### EXERCISE TASK
Collect each line of the entries that holds the string "Aspwid".

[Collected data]
_ _ _ _ _ _ _

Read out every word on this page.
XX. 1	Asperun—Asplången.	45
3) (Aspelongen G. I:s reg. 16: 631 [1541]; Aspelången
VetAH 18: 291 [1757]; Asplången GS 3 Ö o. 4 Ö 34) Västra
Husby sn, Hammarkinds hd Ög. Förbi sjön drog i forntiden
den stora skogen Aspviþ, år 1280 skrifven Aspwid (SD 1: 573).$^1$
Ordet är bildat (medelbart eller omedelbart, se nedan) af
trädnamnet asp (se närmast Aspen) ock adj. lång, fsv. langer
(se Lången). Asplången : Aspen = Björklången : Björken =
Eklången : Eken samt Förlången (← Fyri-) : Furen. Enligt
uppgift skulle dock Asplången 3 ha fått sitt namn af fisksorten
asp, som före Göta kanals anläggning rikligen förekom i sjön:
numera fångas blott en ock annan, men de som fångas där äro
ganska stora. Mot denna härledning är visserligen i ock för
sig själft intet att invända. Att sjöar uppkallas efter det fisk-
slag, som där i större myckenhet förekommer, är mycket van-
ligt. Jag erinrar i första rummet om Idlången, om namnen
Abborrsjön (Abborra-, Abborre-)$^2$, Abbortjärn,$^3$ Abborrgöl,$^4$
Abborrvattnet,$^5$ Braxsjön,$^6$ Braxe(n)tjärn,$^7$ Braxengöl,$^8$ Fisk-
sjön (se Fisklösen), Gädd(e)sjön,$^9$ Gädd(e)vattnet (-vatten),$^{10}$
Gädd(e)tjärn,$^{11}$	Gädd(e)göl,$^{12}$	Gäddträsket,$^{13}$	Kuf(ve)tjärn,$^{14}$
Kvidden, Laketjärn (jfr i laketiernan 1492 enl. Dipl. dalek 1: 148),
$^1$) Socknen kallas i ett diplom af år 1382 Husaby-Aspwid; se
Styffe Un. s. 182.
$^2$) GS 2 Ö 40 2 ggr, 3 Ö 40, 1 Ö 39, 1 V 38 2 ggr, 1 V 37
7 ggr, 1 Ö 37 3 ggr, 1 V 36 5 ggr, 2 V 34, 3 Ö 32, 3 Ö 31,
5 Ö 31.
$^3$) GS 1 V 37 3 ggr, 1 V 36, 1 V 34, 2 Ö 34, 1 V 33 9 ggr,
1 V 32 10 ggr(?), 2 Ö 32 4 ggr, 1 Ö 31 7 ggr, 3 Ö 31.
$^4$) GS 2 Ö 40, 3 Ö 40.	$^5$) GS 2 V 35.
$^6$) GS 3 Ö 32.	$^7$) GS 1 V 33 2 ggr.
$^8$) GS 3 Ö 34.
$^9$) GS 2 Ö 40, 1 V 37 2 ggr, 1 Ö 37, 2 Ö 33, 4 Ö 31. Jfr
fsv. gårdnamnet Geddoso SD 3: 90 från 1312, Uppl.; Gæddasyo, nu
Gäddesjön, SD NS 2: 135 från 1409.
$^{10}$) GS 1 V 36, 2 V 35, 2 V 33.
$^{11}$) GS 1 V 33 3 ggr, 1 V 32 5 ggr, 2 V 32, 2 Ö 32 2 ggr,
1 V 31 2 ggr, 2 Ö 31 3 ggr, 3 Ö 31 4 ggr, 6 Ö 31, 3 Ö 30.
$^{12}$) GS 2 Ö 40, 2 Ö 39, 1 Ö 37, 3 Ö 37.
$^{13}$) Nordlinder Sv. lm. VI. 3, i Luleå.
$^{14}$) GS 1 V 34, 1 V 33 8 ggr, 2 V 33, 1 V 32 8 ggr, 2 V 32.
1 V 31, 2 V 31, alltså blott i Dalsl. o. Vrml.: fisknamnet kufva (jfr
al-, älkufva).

_ _ _ _ _ _ _

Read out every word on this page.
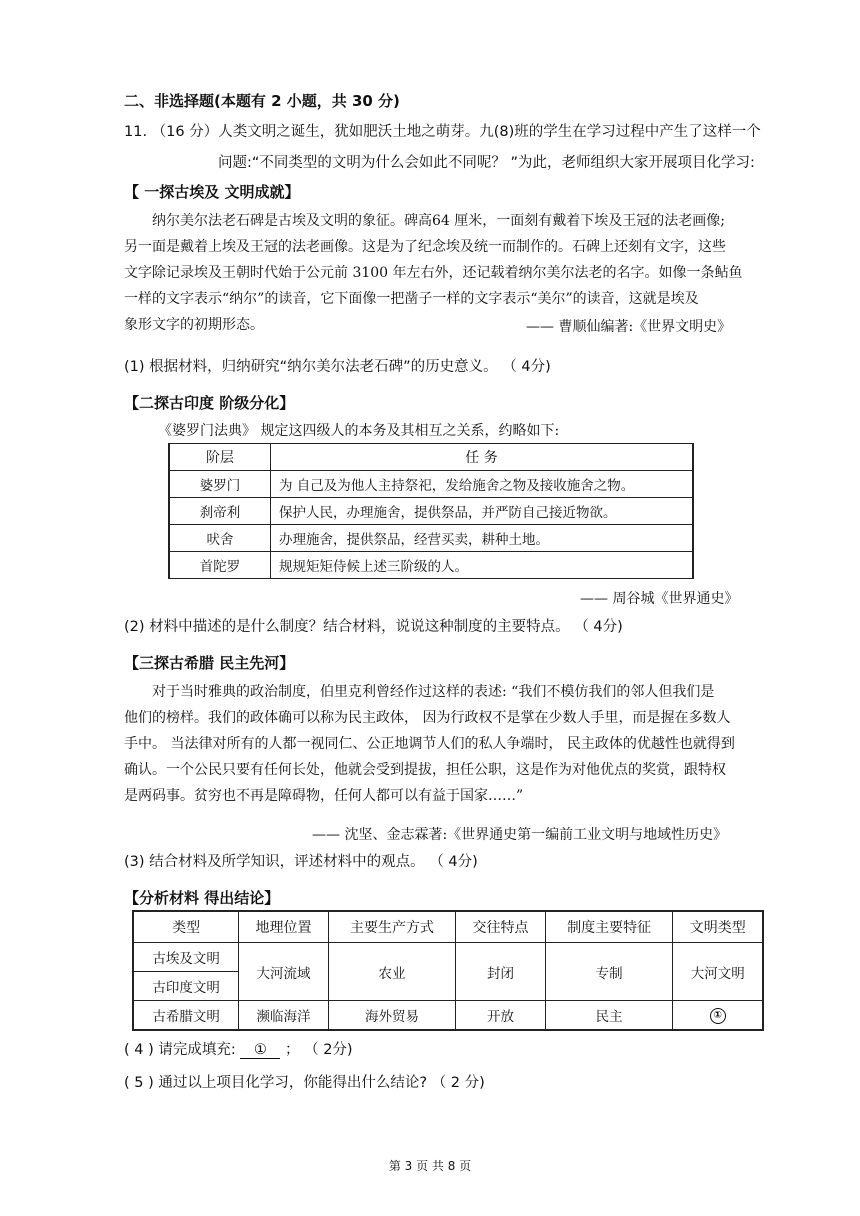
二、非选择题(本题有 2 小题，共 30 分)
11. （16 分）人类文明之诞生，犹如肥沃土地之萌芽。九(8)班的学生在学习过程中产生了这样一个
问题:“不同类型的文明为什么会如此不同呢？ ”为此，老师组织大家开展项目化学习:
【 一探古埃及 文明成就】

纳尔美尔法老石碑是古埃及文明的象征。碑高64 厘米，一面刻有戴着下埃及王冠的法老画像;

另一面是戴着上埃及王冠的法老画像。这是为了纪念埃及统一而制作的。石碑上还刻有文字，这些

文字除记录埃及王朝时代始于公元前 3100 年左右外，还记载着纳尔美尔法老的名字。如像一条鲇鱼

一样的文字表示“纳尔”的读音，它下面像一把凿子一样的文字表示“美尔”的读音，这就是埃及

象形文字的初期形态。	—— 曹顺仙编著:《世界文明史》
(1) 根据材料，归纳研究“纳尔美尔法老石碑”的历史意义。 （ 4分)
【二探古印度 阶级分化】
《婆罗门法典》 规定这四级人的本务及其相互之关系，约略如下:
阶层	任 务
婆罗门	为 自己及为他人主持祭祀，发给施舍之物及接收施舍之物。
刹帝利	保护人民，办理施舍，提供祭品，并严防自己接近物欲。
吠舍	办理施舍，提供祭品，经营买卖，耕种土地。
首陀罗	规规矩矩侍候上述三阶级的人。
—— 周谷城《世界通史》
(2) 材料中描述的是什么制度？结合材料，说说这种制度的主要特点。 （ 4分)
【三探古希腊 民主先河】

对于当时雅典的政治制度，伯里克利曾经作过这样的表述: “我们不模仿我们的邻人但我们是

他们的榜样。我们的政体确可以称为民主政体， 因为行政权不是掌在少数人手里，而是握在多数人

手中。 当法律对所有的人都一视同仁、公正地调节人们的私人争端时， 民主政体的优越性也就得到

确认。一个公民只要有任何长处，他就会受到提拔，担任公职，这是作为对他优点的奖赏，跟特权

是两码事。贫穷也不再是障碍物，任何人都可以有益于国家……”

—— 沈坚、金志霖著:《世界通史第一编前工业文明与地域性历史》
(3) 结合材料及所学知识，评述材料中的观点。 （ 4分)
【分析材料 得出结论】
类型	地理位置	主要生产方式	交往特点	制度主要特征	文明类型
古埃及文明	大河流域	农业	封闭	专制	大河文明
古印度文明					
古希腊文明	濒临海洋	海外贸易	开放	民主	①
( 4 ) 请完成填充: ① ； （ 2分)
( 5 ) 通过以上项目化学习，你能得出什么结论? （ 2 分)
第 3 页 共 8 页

_ _ _ _ _ _ _

### IN RESPONSE
den stora skogen Aspviþ, år 1280 skrifven Aspwid (SD 1: 573).$^1$
$^1$) Socknen kallas i ett diplom af år 1382 Husaby-Aspwid; se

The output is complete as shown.